* Do this
Locate all lines in the data below that hold "title" and show them.

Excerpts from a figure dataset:
* begin *

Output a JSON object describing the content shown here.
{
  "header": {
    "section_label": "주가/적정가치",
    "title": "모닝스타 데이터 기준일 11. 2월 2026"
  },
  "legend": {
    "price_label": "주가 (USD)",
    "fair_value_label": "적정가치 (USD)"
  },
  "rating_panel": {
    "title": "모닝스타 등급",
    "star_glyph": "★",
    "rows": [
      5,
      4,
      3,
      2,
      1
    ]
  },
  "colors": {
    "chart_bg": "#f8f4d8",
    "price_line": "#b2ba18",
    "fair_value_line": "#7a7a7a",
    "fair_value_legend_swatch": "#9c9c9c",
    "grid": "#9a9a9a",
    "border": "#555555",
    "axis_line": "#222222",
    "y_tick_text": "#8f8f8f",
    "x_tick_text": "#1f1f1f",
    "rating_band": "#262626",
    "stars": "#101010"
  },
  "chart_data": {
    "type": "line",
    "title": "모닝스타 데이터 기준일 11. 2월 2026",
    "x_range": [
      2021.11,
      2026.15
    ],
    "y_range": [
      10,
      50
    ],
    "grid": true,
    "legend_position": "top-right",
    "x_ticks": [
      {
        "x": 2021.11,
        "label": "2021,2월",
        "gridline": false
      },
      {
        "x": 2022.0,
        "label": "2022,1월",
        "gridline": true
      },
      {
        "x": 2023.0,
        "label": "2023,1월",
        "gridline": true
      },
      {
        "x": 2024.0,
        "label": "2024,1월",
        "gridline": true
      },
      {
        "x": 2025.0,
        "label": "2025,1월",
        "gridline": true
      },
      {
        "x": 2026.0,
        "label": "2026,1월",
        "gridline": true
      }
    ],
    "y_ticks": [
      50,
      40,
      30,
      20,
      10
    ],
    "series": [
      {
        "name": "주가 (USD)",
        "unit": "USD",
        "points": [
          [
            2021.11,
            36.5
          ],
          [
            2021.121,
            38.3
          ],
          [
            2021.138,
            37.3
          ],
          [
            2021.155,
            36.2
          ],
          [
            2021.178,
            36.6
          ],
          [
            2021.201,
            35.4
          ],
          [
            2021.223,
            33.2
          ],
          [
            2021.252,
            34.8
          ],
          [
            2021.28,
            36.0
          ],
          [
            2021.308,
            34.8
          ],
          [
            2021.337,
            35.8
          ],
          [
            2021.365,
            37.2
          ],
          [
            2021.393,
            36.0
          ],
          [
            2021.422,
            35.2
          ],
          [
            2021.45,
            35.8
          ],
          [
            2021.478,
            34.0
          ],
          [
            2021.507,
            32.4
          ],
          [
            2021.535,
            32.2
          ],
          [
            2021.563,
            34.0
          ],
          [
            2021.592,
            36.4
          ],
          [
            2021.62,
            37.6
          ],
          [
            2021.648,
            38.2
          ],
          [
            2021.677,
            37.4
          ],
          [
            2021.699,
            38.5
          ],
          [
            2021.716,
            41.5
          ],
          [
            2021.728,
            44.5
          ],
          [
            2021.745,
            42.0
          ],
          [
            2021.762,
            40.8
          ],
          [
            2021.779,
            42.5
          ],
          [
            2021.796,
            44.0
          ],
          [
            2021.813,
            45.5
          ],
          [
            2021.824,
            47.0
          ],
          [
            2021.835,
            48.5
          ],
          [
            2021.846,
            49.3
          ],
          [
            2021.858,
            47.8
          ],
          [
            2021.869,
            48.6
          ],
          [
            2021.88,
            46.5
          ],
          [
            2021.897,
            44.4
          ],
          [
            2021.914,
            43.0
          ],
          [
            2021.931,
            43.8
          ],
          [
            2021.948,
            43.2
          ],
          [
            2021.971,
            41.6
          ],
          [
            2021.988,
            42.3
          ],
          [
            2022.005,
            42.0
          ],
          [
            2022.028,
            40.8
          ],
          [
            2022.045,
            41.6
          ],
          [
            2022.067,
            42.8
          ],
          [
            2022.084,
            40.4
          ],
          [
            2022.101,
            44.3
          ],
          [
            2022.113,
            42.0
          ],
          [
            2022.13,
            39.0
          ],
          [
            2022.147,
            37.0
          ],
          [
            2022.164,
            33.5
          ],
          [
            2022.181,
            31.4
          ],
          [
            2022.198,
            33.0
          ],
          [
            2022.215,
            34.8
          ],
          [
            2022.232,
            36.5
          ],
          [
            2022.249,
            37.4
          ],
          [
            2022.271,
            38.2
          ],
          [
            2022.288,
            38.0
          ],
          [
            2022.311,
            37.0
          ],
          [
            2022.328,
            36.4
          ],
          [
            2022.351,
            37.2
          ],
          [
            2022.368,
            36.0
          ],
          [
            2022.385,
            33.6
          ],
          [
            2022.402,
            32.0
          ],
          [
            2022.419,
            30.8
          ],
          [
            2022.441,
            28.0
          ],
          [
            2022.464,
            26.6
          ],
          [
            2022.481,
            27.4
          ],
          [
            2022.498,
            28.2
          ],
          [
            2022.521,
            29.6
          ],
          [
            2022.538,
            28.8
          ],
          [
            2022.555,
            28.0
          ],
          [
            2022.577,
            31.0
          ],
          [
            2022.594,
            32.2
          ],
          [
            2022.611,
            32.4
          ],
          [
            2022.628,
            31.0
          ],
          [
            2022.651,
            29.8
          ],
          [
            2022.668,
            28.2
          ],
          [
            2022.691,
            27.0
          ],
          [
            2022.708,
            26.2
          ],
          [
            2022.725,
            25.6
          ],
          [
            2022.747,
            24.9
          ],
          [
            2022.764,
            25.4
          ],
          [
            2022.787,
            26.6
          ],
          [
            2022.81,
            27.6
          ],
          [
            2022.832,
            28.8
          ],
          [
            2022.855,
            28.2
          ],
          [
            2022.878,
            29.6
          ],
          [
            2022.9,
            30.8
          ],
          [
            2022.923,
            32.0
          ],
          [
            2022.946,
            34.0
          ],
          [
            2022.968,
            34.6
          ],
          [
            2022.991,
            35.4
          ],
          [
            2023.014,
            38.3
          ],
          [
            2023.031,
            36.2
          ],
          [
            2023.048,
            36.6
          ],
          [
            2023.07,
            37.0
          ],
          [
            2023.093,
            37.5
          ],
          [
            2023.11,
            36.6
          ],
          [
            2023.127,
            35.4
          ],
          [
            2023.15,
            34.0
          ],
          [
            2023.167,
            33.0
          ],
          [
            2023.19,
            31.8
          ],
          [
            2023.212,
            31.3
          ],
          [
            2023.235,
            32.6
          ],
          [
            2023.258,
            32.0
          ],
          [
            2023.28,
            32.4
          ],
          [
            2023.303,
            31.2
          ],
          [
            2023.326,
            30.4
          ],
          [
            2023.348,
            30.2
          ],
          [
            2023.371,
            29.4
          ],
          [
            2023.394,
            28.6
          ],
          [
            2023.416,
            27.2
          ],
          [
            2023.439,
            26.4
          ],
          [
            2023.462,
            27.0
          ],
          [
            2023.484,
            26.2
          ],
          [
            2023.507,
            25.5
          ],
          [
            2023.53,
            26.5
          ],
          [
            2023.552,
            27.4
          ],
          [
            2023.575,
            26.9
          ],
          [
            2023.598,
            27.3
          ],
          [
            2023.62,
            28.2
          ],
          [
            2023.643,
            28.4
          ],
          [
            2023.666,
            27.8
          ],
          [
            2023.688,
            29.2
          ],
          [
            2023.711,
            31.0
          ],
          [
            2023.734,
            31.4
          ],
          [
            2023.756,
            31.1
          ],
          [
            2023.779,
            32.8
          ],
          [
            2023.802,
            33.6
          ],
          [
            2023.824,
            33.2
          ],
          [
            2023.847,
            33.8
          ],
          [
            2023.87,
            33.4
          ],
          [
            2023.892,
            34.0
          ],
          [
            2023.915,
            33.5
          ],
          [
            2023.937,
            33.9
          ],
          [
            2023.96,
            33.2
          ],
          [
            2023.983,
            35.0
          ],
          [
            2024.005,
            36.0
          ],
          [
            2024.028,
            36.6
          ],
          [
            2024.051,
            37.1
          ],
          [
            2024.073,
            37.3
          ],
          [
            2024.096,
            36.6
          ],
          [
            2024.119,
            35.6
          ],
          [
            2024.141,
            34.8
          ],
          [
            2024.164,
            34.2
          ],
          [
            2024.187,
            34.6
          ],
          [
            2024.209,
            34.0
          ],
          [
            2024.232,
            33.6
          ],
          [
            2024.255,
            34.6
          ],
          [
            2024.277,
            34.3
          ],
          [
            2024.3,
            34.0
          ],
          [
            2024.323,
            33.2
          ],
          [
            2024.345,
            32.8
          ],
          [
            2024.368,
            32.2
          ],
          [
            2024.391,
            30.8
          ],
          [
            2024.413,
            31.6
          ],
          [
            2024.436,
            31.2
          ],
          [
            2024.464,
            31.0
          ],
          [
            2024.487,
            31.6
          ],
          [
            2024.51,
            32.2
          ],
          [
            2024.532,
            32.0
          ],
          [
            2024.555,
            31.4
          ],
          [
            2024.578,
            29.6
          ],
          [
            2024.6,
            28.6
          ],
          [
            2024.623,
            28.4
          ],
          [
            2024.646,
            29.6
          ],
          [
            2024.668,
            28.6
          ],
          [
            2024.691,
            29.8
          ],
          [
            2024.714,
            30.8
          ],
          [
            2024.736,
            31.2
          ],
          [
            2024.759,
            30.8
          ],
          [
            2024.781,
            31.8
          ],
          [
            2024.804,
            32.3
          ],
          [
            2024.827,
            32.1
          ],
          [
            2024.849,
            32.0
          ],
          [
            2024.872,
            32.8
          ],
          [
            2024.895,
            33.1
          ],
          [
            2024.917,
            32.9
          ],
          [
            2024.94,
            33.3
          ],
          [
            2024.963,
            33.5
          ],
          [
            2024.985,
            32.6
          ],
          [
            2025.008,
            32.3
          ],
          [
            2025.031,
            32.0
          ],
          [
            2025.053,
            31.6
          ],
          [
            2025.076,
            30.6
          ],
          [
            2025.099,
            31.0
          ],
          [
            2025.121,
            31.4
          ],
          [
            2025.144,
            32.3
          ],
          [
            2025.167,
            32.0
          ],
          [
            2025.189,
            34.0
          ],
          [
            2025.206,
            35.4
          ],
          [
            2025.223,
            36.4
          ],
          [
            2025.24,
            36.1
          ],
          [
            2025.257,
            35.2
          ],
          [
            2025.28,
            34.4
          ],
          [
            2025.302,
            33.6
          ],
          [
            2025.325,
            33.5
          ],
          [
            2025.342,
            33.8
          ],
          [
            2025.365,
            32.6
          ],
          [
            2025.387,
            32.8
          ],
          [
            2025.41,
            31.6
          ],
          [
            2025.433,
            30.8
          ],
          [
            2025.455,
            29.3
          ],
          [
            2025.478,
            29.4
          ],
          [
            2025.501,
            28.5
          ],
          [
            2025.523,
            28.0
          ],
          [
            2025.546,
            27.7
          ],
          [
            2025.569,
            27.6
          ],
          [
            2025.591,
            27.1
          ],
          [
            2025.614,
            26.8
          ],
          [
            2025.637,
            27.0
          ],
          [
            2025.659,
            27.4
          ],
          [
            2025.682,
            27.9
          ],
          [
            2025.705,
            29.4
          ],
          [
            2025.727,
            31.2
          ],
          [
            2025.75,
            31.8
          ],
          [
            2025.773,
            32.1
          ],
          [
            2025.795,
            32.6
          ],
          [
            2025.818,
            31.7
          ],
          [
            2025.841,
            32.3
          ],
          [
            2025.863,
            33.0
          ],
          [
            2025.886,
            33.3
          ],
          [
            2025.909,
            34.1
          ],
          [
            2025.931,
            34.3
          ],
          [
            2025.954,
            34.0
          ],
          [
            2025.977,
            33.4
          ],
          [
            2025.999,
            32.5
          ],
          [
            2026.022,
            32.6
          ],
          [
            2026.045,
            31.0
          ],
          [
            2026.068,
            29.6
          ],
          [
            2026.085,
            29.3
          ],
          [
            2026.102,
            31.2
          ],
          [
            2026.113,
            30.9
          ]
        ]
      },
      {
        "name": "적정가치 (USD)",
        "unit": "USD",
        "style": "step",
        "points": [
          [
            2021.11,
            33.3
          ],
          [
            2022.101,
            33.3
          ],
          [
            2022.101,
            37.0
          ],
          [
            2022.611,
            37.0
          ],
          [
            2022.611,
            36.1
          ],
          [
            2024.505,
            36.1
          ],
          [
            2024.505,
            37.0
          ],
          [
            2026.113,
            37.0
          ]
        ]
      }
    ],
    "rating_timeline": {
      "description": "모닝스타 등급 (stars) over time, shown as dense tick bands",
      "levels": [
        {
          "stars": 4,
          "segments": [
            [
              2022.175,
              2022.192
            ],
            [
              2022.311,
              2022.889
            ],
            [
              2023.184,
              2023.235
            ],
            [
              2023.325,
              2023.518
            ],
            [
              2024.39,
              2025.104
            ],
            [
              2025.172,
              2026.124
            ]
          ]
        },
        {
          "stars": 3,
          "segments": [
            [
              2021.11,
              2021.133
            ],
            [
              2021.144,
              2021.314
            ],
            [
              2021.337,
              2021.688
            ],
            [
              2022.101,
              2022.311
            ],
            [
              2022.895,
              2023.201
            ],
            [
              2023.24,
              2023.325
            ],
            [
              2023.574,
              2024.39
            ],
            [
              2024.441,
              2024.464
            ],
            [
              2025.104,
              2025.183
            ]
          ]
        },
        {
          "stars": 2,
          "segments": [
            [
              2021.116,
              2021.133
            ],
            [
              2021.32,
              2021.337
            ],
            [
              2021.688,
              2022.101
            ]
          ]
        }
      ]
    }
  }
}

* end *

* Task answer
    "title": "모닝스타 데이터 기준일 11. 2월 2026"
    "title": "모닝스타 등급",
    "title": "모닝스타 데이터 기준일 11. 2월 2026",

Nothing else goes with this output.